- _Problem statement_
Check each line of the listing, and copy it if it contains the word "Inch".

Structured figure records
━━━━━━━━
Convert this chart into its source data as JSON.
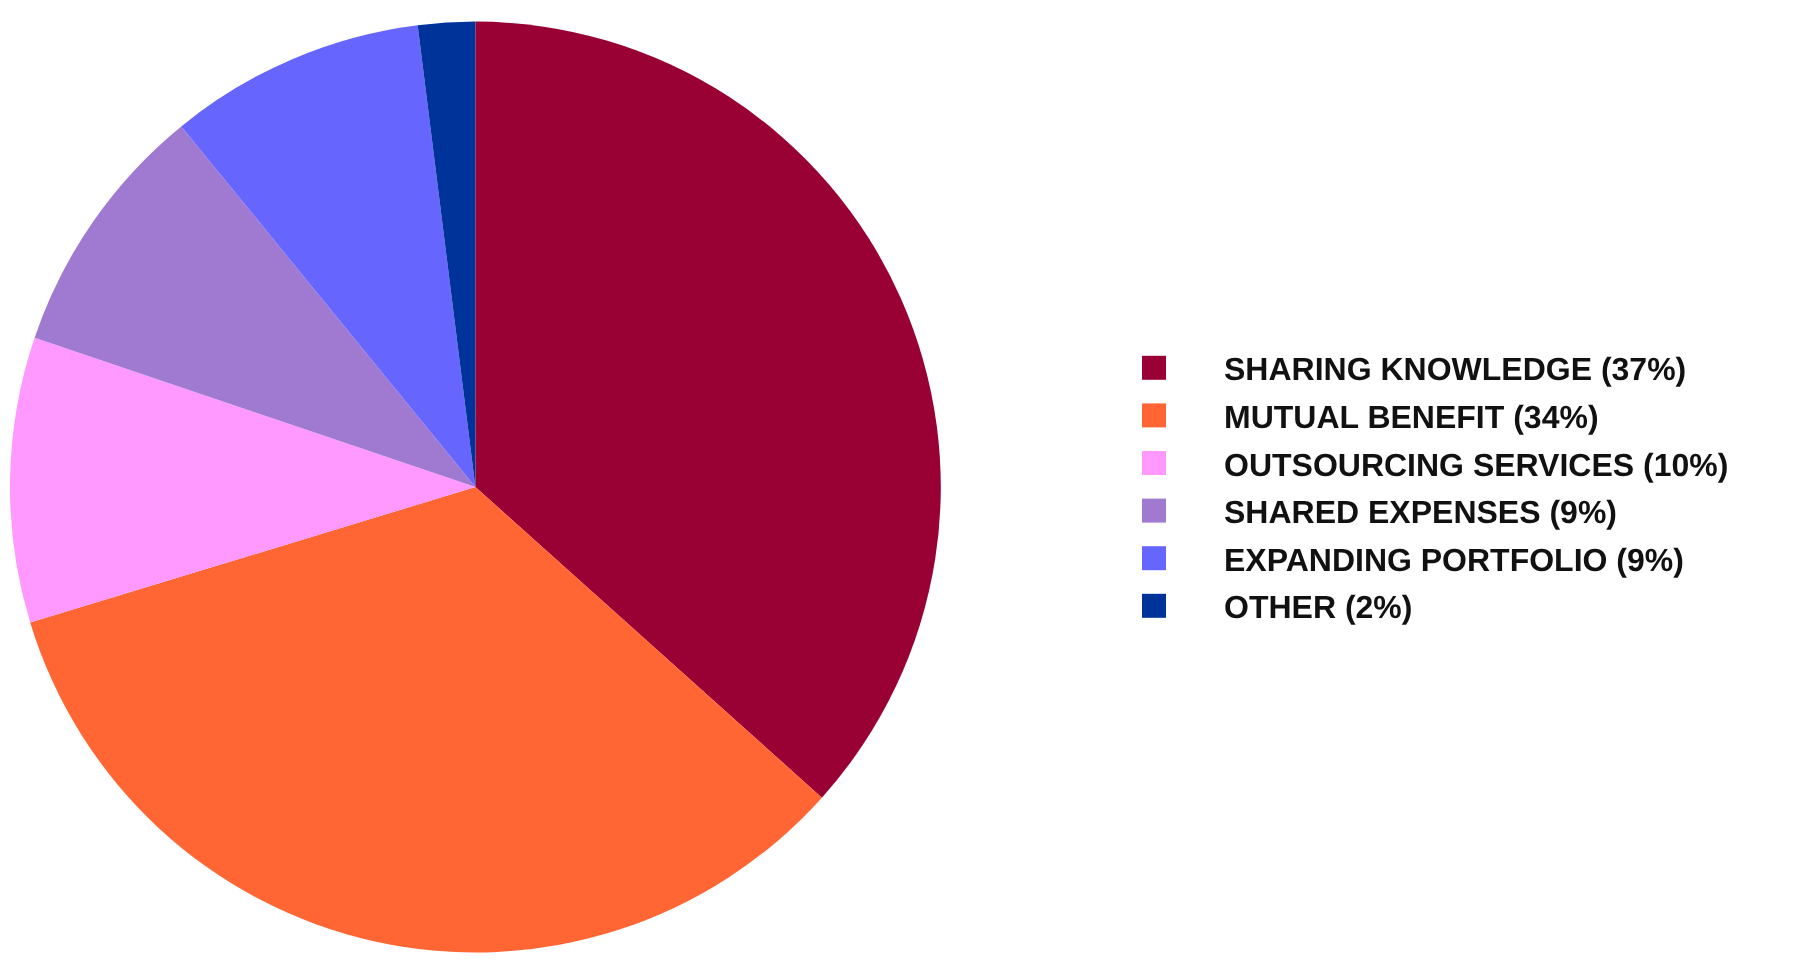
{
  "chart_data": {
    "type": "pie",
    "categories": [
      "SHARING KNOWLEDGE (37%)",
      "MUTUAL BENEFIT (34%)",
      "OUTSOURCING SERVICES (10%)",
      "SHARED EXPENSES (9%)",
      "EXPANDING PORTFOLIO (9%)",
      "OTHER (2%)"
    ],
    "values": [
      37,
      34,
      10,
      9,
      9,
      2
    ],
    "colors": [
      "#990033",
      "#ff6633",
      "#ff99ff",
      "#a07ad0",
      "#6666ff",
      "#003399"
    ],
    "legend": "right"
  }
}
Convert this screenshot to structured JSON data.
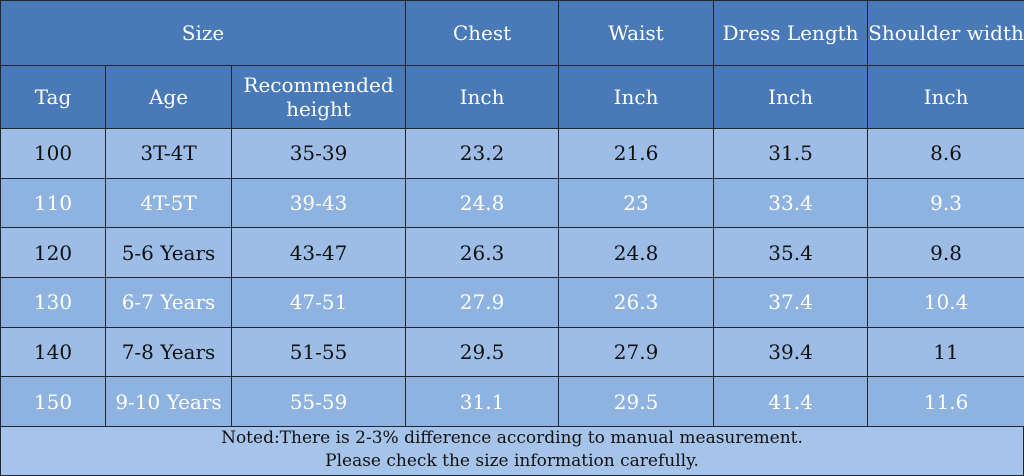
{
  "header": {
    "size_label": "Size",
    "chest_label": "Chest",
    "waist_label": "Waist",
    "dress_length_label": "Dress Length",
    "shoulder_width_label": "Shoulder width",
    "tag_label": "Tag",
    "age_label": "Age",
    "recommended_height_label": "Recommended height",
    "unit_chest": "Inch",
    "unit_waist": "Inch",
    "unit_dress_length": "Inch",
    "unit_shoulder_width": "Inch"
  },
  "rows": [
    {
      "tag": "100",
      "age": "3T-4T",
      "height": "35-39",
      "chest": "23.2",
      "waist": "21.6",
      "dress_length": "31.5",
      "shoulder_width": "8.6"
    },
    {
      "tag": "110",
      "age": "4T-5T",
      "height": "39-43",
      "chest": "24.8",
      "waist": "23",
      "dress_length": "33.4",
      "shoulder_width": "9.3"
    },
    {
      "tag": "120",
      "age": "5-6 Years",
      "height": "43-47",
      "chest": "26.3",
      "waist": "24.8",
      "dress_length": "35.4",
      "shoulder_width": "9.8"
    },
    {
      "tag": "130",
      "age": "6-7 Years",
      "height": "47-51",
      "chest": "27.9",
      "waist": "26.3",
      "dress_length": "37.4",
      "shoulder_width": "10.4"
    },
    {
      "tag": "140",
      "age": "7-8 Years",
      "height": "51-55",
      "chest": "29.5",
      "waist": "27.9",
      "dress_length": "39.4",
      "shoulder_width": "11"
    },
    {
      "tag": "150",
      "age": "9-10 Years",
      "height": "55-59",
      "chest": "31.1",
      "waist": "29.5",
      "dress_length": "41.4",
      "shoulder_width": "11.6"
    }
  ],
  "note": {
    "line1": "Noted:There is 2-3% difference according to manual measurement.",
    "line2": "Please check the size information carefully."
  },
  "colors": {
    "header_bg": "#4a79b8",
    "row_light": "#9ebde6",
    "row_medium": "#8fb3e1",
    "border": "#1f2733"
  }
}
━━━━━━━━
- _The result_
    "unit_chest": "Inch",
    "unit_waist": "Inch",
    "unit_dress_length": "Inch",
    "unit_shoulder_width": "Inch"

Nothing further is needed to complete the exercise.